Input records:
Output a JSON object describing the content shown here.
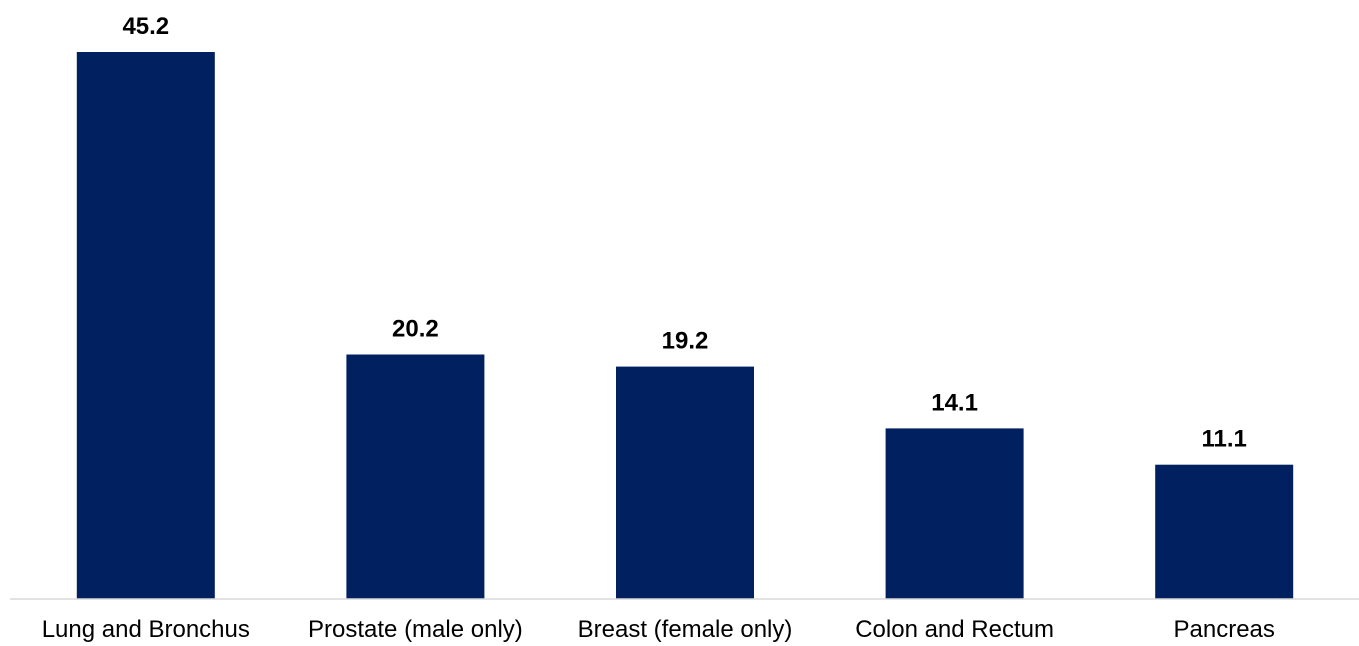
{
  "chart_data": {
    "type": "bar",
    "categories": [
      "Lung and Bronchus",
      "Prostate (male only)",
      "Breast (female only)",
      "Colon and Rectum",
      "Pancreas"
    ],
    "values": [
      45.2,
      20.2,
      19.2,
      14.1,
      11.1
    ],
    "data_labels": [
      "45.2",
      "20.2",
      "19.2",
      "14.1",
      "11.1"
    ],
    "title": "",
    "xlabel": "",
    "ylabel": "",
    "ylim": [
      0,
      45.2
    ],
    "grid": false,
    "legend": "none",
    "bar_color": "#002060",
    "axis_color": "#D9D9D9"
  }
}
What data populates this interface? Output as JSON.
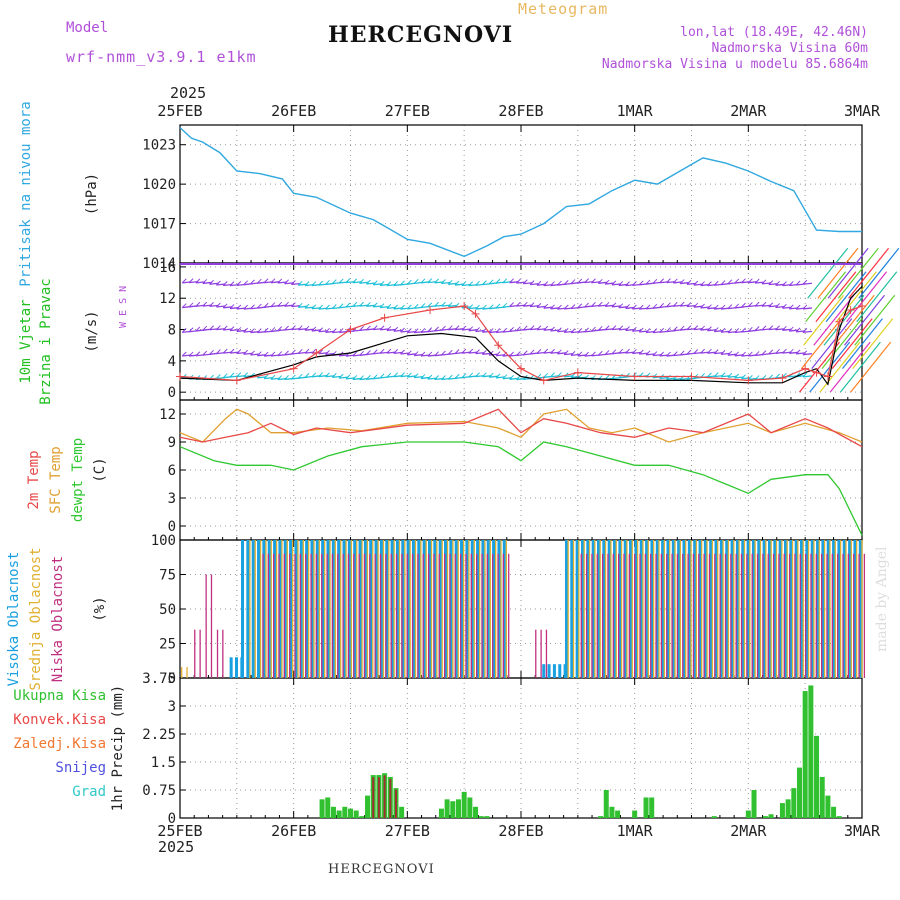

Stated exercise: Every line is to be duplicated exactly, though pictures stay out.

Solution to the exercise:
Output a JSON object describing the content shown here.
{
  "chart_data": {
    "type": "bar",
    "categories": [
      "Lung and Bronchus",
      "Prostate (male only)",
      "Breast (female only)",
      "Colon and Rectum",
      "Pancreas"
    ],
    "values": [
      45.2,
      20.2,
      19.2,
      14.1,
      11.1
    ],
    "data_labels": [
      "45.2",
      "20.2",
      "19.2",
      "14.1",
      "11.1"
    ],
    "title": "",
    "xlabel": "",
    "ylabel": "",
    "ylim": [
      0,
      45.2
    ],
    "grid": false,
    "legend": "none",
    "bar_color": "#002060",
    "axis_color": "#D9D9D9"
  }
}
What data populates this interface? Output as JSON.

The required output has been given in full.